Data for this exercise

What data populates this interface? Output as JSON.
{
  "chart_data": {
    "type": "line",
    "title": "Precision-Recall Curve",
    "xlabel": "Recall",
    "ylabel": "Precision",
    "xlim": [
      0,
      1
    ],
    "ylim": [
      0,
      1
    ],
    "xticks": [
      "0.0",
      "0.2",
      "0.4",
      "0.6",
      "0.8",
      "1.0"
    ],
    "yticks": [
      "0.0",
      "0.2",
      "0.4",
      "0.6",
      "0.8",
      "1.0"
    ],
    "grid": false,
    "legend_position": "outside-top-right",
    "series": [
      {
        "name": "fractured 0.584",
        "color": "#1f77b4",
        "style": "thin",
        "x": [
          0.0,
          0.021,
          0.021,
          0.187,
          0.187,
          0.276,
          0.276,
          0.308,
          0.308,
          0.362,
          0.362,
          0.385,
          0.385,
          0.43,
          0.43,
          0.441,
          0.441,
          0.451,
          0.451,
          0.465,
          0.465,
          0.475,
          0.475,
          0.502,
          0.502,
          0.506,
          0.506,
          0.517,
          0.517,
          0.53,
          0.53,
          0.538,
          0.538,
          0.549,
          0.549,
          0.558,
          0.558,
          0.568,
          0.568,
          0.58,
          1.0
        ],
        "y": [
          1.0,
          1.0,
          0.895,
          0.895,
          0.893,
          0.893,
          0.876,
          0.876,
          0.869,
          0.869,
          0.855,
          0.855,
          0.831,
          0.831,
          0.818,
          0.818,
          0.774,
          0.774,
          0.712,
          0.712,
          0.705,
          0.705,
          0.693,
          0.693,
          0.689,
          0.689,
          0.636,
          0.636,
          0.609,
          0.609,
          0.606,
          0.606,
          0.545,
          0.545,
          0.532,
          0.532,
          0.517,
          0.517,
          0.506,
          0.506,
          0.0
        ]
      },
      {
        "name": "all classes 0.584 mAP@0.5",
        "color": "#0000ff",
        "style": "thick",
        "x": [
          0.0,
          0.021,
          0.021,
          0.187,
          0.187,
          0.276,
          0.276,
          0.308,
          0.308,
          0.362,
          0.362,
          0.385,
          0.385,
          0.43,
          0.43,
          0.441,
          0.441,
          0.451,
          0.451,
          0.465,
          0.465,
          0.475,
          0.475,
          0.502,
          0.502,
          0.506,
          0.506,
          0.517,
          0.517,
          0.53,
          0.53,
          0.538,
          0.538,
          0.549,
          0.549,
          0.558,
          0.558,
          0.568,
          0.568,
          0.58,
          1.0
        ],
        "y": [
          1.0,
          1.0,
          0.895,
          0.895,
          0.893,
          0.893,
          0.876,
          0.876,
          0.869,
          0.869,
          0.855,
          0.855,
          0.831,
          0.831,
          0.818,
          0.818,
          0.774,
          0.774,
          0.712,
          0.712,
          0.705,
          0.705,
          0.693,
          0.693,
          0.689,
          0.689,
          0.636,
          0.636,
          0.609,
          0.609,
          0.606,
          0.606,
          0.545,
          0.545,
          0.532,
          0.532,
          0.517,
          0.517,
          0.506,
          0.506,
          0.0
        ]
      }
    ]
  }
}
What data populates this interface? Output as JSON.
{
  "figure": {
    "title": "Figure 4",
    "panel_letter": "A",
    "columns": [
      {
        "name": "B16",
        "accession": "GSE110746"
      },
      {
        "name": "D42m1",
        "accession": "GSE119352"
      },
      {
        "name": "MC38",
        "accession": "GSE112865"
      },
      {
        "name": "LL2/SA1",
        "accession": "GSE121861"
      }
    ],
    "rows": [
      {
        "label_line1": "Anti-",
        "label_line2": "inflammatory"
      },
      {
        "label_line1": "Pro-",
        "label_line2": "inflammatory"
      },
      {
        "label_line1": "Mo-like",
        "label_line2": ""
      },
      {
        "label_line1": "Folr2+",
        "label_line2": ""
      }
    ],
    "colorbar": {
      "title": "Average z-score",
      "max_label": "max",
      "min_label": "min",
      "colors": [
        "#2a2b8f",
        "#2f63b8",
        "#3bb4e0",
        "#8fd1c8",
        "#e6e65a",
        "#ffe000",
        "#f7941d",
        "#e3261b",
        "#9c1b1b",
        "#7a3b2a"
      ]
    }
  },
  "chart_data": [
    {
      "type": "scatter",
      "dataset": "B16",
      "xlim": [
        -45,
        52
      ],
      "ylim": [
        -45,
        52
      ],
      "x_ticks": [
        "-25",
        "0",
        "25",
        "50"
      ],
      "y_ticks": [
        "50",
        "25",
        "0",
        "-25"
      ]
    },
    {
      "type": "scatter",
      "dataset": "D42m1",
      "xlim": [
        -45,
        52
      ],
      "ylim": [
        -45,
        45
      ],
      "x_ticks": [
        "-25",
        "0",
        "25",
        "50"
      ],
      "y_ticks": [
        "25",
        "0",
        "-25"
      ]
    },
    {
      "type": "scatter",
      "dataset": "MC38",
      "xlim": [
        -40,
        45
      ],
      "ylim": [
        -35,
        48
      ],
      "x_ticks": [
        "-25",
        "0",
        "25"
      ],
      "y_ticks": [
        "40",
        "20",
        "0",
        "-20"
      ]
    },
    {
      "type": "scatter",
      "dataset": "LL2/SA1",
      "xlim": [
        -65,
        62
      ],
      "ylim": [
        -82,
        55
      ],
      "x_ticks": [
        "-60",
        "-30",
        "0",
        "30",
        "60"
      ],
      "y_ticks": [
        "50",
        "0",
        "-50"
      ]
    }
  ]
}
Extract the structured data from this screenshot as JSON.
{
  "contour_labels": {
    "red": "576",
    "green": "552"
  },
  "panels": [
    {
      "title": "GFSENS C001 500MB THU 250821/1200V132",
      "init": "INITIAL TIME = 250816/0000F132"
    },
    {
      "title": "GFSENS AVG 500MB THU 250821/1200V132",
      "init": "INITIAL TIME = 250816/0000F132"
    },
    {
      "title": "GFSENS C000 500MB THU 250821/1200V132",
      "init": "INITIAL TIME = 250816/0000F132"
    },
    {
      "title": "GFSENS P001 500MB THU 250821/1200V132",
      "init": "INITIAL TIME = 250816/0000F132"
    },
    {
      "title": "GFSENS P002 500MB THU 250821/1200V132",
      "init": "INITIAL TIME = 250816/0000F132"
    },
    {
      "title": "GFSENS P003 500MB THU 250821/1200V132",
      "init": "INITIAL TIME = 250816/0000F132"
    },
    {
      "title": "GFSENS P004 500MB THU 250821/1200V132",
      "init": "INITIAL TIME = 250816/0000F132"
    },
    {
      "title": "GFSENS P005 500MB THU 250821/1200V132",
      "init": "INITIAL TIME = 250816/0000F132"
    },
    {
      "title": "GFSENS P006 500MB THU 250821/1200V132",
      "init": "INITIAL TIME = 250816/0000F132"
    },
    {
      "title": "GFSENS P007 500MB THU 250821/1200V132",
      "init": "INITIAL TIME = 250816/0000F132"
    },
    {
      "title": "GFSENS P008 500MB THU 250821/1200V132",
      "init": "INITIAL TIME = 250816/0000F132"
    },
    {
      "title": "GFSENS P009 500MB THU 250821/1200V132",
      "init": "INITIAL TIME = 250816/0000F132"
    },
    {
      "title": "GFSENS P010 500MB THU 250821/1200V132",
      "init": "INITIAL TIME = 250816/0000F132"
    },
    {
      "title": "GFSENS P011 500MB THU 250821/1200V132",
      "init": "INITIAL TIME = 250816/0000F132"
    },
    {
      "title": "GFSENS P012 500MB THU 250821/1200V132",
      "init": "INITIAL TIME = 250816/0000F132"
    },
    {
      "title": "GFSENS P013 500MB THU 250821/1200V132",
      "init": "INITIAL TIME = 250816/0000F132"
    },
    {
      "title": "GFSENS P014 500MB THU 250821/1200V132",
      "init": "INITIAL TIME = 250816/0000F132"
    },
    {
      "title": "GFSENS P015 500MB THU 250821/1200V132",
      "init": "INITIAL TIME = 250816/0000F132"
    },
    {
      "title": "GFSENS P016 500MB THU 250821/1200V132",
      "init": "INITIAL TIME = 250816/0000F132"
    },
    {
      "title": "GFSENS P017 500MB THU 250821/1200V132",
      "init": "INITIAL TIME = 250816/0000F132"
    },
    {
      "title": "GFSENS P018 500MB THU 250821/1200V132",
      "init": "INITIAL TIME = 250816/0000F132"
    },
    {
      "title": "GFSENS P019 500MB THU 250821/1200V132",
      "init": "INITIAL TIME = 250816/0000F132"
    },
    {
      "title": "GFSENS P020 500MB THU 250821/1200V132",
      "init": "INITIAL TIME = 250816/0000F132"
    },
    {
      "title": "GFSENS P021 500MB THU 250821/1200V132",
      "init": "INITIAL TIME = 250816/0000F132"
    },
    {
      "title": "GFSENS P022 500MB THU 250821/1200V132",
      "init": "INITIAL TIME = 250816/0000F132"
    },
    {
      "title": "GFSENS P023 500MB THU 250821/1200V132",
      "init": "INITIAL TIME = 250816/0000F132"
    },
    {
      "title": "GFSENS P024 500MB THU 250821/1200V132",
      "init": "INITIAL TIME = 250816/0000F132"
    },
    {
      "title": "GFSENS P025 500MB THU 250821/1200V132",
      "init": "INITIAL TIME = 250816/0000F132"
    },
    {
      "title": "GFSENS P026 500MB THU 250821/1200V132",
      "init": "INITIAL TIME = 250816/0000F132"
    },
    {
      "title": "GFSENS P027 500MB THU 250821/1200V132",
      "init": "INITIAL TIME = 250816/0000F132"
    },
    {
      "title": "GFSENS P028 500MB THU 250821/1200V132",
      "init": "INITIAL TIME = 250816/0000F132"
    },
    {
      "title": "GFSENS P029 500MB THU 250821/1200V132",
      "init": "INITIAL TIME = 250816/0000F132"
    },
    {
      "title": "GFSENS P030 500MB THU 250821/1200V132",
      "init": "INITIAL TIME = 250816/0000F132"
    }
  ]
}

Job
Extract every line containing the string "dataset" from the material.

Written response
      "dataset": "B16",
      "dataset": "D42m1",
      "dataset": "MC38",
      "dataset": "LL2/SA1",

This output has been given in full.